→ PROBLEM DETAILS
Write out every line of the records, unchanged, from the very first one down to and including the line that contains "Give me the".

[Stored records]
— Begin —

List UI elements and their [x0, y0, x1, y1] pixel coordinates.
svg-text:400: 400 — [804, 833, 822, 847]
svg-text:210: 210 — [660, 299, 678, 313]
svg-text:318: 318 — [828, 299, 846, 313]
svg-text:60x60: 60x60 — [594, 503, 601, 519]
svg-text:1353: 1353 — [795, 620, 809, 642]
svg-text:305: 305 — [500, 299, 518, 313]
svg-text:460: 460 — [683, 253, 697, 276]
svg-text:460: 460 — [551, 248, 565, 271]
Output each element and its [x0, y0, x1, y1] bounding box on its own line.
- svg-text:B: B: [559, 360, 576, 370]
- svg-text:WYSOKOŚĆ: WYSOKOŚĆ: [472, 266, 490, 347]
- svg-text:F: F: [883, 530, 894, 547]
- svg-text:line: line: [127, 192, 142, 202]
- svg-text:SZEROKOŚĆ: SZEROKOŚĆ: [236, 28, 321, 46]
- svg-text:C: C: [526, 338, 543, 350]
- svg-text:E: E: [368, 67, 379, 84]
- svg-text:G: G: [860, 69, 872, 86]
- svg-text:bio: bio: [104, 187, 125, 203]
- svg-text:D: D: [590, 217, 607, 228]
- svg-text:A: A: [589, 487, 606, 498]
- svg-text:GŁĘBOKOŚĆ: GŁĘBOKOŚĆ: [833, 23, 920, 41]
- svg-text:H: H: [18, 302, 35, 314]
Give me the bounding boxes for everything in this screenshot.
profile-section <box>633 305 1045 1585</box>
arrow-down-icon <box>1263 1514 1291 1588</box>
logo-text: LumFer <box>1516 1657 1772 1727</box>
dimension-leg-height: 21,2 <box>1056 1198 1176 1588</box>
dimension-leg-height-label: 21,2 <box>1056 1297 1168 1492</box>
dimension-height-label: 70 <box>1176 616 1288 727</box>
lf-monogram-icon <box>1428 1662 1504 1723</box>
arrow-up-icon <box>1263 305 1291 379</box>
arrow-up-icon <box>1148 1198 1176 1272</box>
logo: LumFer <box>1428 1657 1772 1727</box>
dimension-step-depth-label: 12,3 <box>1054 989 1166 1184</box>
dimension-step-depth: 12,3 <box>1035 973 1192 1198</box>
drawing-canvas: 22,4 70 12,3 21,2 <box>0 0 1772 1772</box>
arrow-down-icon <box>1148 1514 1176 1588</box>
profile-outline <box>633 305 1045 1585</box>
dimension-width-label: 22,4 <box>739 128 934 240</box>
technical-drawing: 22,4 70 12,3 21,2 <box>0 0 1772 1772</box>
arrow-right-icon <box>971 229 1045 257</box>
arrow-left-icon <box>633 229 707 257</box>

— End —

→ THE REPLY
List UI elements and their [x0, y0, x1, y1] pixel coordinates.
svg-text:400: 400 — [804, 833, 822, 847]
svg-text:210: 210 — [660, 299, 678, 313]
svg-text:318: 318 — [828, 299, 846, 313]
svg-text:60x60: 60x60 — [594, 503, 601, 519]
svg-text:1353: 1353 — [795, 620, 809, 642]
svg-text:305: 305 — [500, 299, 518, 313]
svg-text:460: 460 — [683, 253, 697, 276]
svg-text:460: 460 — [551, 248, 565, 271]
Output each element and its [x0, y0, x1, y1] bounding box on its own line.
- svg-text:B: B: [559, 360, 576, 370]
- svg-text:WYSOKOŚĆ: WYSOKOŚĆ: [472, 266, 490, 347]
- svg-text:F: F: [883, 530, 894, 547]
- svg-text:line: line: [127, 192, 142, 202]
- svg-text:SZEROKOŚĆ: SZEROKOŚĆ: [236, 28, 321, 46]
- svg-text:C: C: [526, 338, 543, 350]
- svg-text:E: E: [368, 67, 379, 84]
- svg-text:G: G: [860, 69, 872, 86]
- svg-text:bio: bio: [104, 187, 125, 203]
- svg-text:D: D: [590, 217, 607, 228]
- svg-text:A: A: [589, 487, 606, 498]
- svg-text:GŁĘBOKOŚĆ: GŁĘBOKOŚĆ: [833, 23, 920, 41]
- svg-text:H: H: [18, 302, 35, 314]
Give me the bounding boxes for everything in this screenshot.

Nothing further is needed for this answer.